# Exercise directions
Transcribe the listing exactly, leaving out every picture.

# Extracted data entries
☆ ☆ ☆

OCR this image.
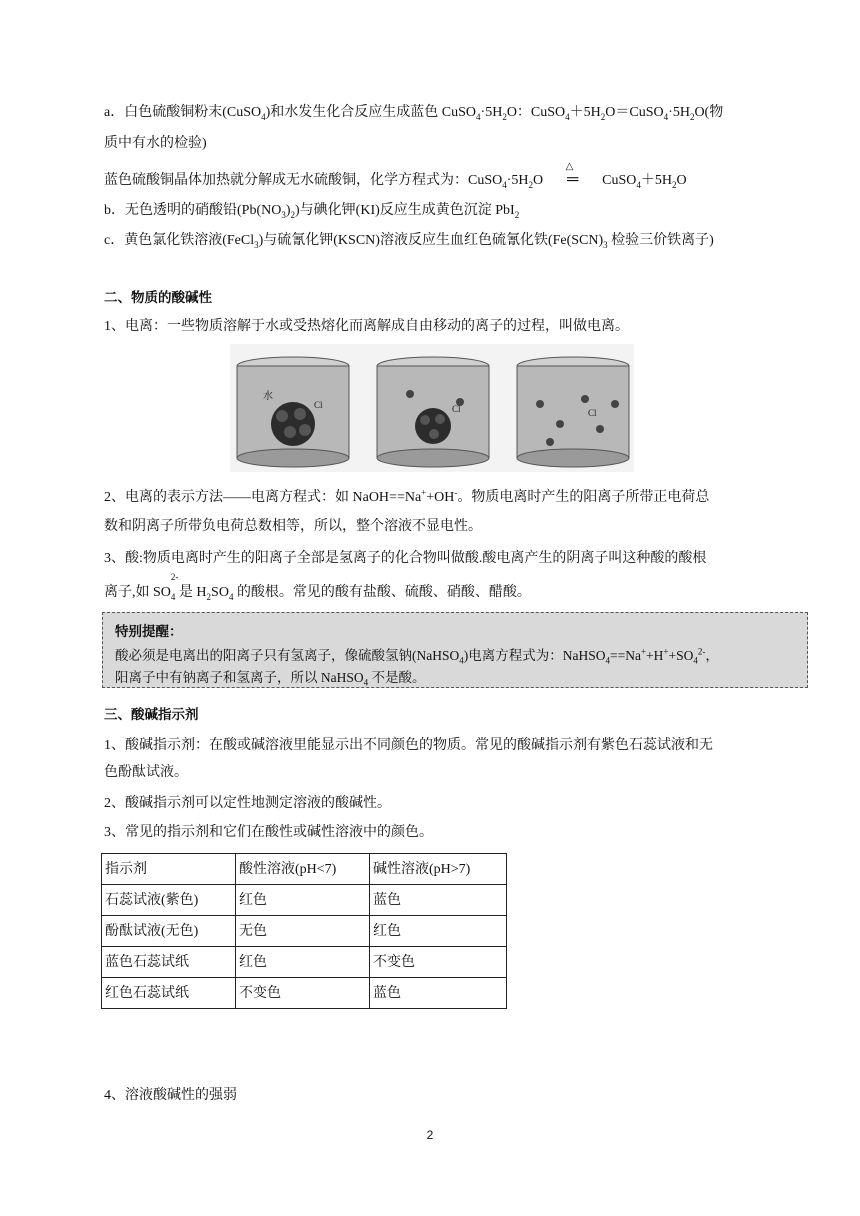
a．白色硫酸铜粉末(CuSO$_4$)和水发生化合反应生成蓝色 $CuSO_4\cdot 5H_2O$：$CuSO_4+5H_2O=CuSO_4\cdot 5H_2O$(物
质中有水的检验)
蓝色硫酸铜晶体加热就分解成无水硫酸铜，化学方程式为：$CuSO_4\cdot 5H_2O$
△
═ $CuSO_4+5H_2O$
b．无色透明的硝酸铅$(Pb(NO_3)_2)$与碘化钾(KI)反应生成黄色沉淀 PbI$_2$
c．黄色氯化铁溶液(FeCl$_3$)与硫氰化钾(KSCN)溶液反应生血红色硫氰化铁($Fe(SCN)_3$ 检验三价铁离子)
二、物质的酸碱性
1、电离：一些物质溶解于水或受热熔化而离解成自由移动的离子的过程，叫做电离。
水
Cl	Cl	Cl
2、电离的表示方法——电离方程式：如 NaOH==Na++OH-。物质电离时产生的阳离子所带正电荷总
数和阴离子所带负电荷总数相等，所以，整个溶液不显电性。
3、酸:物质电离时产生的阳离子全部是氢离子的化合物叫做酸.酸电离产生的阴离子叫这种酸的酸根
离子,如 SO
2-
$_4$ 是 $H_2SO_4$ 的酸根。常见的酸有盐酸、硫酸、硝酸、醋酸。
特别提醒：
酸必须是电离出的阳离子只有氢离子，像硫酸氢钠(NaHSO$_4$)电离方程式为：$NaHSO_4==Na^++H^++SO_4^{2-}$，
阳离子中有钠离子和氢离子，所以 NaHSO$_4$ 不是酸。
三、酸碱指示剂
1、酸碱指示剂：在酸或碱溶液里能显示出不同颜色的物质。常见的酸碱指示剂有紫色石蕊试液和无
色酚酞试液。
2、酸碱指示剂可以定性地测定溶液的酸碱性。
3、常见的指示剂和它们在酸性或碱性溶液中的颜色。
指示剂	酸性溶液(pH<7)	碱性溶液(pH>7)
石蕊试液(紫色)	红色	蓝色
酚酞试液(无色)	无色	红色
蓝色石蕊试纸	红色	不变色
红色石蕊试纸	不变色	蓝色
4、溶液酸碱性的强弱
2
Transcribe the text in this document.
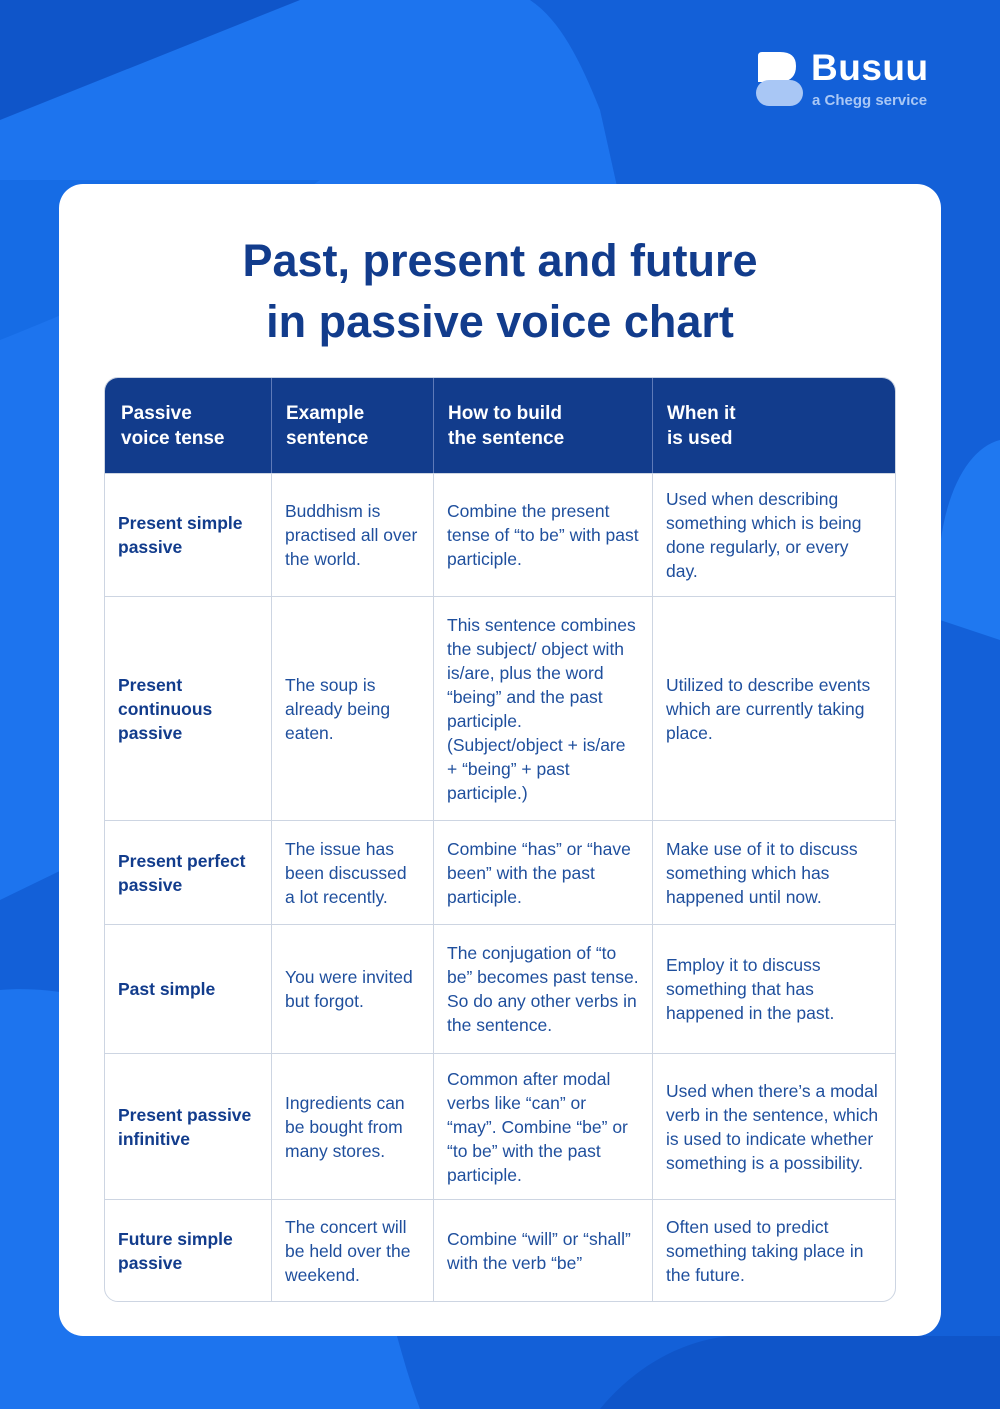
Busuu
a Chegg service
Past, present and future
in passive voice chart
Passive
voice tense
Example
sentence
How to build
the sentence
When it
is used
Present simple passive
Buddhism is practised all over the world.
Combine the present tense of “to be” with past participle.
Used when describing something which is being done regularly, or every day.
Present continuous passive
The soup is already being eaten.
This sentence combines the subject/ object with is/are, plus the word “being” and the past participle. (Subject/object + is/are + “being” + past participle.)
Utilized to describe events which are currently taking place.
Present perfect passive
The issue has been discussed a lot recently.
Combine “has” or “have been” with the past participle.
Make use of it to discuss something which has happened until now.
Past simple
You were invited but forgot.
The conjugation of “to be” becomes past tense. So do any other verbs in the sentence.
Employ it to discuss something that has happened in the past.
Present passive infinitive
Ingredients can be bought from many stores.
Common after modal verbs like “can” or “may”. Combine “be” or “to be” with the past participle.
Used when there’s a modal verb in the sentence, which is used to indicate whether something is a possibility.
Future simple passive
The concert will be held over the weekend.
Combine “will” or “shall” with the verb “be”
Often used to predict something taking place in the future.
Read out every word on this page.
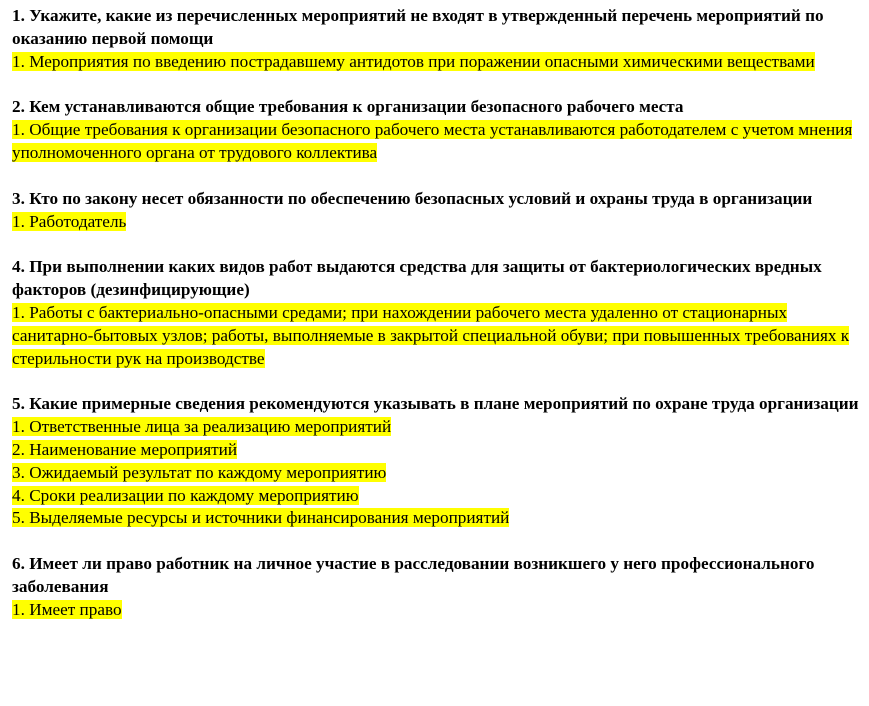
1. Укажите, какие из перечисленных мероприятий не входят в утвержденный перечень мероприятий по оказанию первой помощи

1. Мероприятия по введению пострадавшему антидотов при поражении опасными химическими веществами

2. Кем устанавливаются общие требования к организации безопасного рабочего места

1. Общие требования к организации безопасного рабочего места устанавливаются работодателем с учетом мнения уполномоченного органа от трудового коллектива

3. Кто по закону несет обязанности по обеспечению безопасных условий и охраны труда в организации

1. Работодатель

4. При выполнении каких видов работ выдаются средства для защиты от бактериологических вредных факторов (дезинфицирующие)

1. Работы с бактериально-опасными средами; при нахождении рабочего места удаленно от стационарных санитарно-бытовых узлов; работы, выполняемые в закрытой специальной обуви; при повышенных требованиях к стерильности рук на производстве

5. Какие примерные сведения рекомендуются указывать в плане мероприятий по охране труда организации

1. Ответственные лица за реализацию мероприятий

2. Наименование мероприятий

3. Ожидаемый результат по каждому мероприятию

4. Сроки реализации по каждому мероприятию

5. Выделяемые ресурсы и источники финансирования мероприятий

6. Имеет ли право работник на личное участие в расследовании возникшего у него профессионального заболевания

1. Имеет право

☆ ☆ ☆

# Response
OCR this image.
a．白色硫酸铜粉末(CuSO$_4$)和水发生化合反应生成蓝色 $CuSO_4\cdot 5H_2O$：$CuSO_4+5H_2O=CuSO_4\cdot 5H_2O$(物
质中有水的检验)
蓝色硫酸铜晶体加热就分解成无水硫酸铜，化学方程式为：$CuSO_4\cdot 5H_2O$
△
═ $CuSO_4+5H_2O$
b．无色透明的硝酸铅$(Pb(NO_3)_2)$与碘化钾(KI)反应生成黄色沉淀 PbI$_2$
c．黄色氯化铁溶液(FeCl$_3$)与硫氰化钾(KSCN)溶液反应生血红色硫氰化铁($Fe(SCN)_3$ 检验三价铁离子)
二、物质的酸碱性
1、电离：一些物质溶解于水或受热熔化而离解成自由移动的离子的过程，叫做电离。
水
Cl	Cl	Cl
2、电离的表示方法——电离方程式：如 NaOH==Na++OH-。物质电离时产生的阳离子所带正电荷总
数和阴离子所带负电荷总数相等，所以，整个溶液不显电性。
3、酸:物质电离时产生的阳离子全部是氢离子的化合物叫做酸.酸电离产生的阴离子叫这种酸的酸根
离子,如 SO
2-
$_4$ 是 $H_2SO_4$ 的酸根。常见的酸有盐酸、硫酸、硝酸、醋酸。
特别提醒：
酸必须是电离出的阳离子只有氢离子，像硫酸氢钠(NaHSO$_4$)电离方程式为：$NaHSO_4==Na^++H^++SO_4^{2-}$，
阳离子中有钠离子和氢离子，所以 NaHSO$_4$ 不是酸。
三、酸碱指示剂
1、酸碱指示剂：在酸或碱溶液里能显示出不同颜色的物质。常见的酸碱指示剂有紫色石蕊试液和无
色酚酞试液。
2、酸碱指示剂可以定性地测定溶液的酸碱性。
3、常见的指示剂和它们在酸性或碱性溶液中的颜色。
指示剂	酸性溶液(pH<7)	碱性溶液(pH>7)
石蕊试液(紫色)	红色	蓝色
酚酞试液(无色)	无色	红色
蓝色石蕊试纸	红色	不变色
红色石蕊试纸	不变色	蓝色
4、溶液酸碱性的强弱
2
Transcribe the text in this document.
Busuu
a Chegg service
Past, present and future
in passive voice chart
Passive
voice tense
Example
sentence
How to build
the sentence
When it
is used
Present simple passive
Buddhism is practised all over the world.
Combine the present tense of “to be” with past participle.
Used when describing something which is being done regularly, or every day.
Present continuous passive
The soup is already being eaten.
This sentence combines the subject/ object with is/are, plus the word “being” and the past participle. (Subject/object + is/are + “being” + past participle.)
Utilized to describe events which are currently taking place.
Present perfect passive
The issue has been discussed a lot recently.
Combine “has” or “have been” with the past participle.
Make use of it to discuss something which has happened until now.
Past simple
You were invited but forgot.
The conjugation of “to be” becomes past tense. So do any other verbs in the sentence.
Employ it to discuss something that has happened in the past.
Present passive infinitive
Ingredients can be bought from many stores.
Common after modal verbs like “can” or “may”. Combine “be” or “to be” with the past participle.
Used when there’s a modal verb in the sentence, which is used to indicate whether something is a possibility.
Future simple passive
The concert will be held over the weekend.
Combine “will” or “shall” with the verb “be”
Often used to predict something taking place in the future.
Read out every word on this page.
1. Укажите, какие из перечисленных мероприятий не входят в утвержденный перечень мероприятий по оказанию первой помощи

1. Мероприятия по введению пострадавшему антидотов при поражении опасными химическими веществами

2. Кем устанавливаются общие требования к организации безопасного рабочего места

1. Общие требования к организации безопасного рабочего места устанавливаются работодателем с учетом мнения уполномоченного органа от трудового коллектива

3. Кто по закону несет обязанности по обеспечению безопасных условий и охраны труда в организации

1. Работодатель

4. При выполнении каких видов работ выдаются средства для защиты от бактериологических вредных факторов (дезинфицирующие)

1. Работы с бактериально-опасными средами; при нахождении рабочего места удаленно от стационарных санитарно-бытовых узлов; работы, выполняемые в закрытой специальной обуви; при повышенных требованиях к стерильности рук на производстве

5. Какие примерные сведения рекомендуются указывать в плане мероприятий по охране труда организации

1. Ответственные лица за реализацию мероприятий

2. Наименование мероприятий

3. Ожидаемый результат по каждому мероприятию

4. Сроки реализации по каждому мероприятию

5. Выделяемые ресурсы и источники финансирования мероприятий

6. Имеет ли право работник на личное участие в расследовании возникшего у него профессионального заболевания

1. Имеет право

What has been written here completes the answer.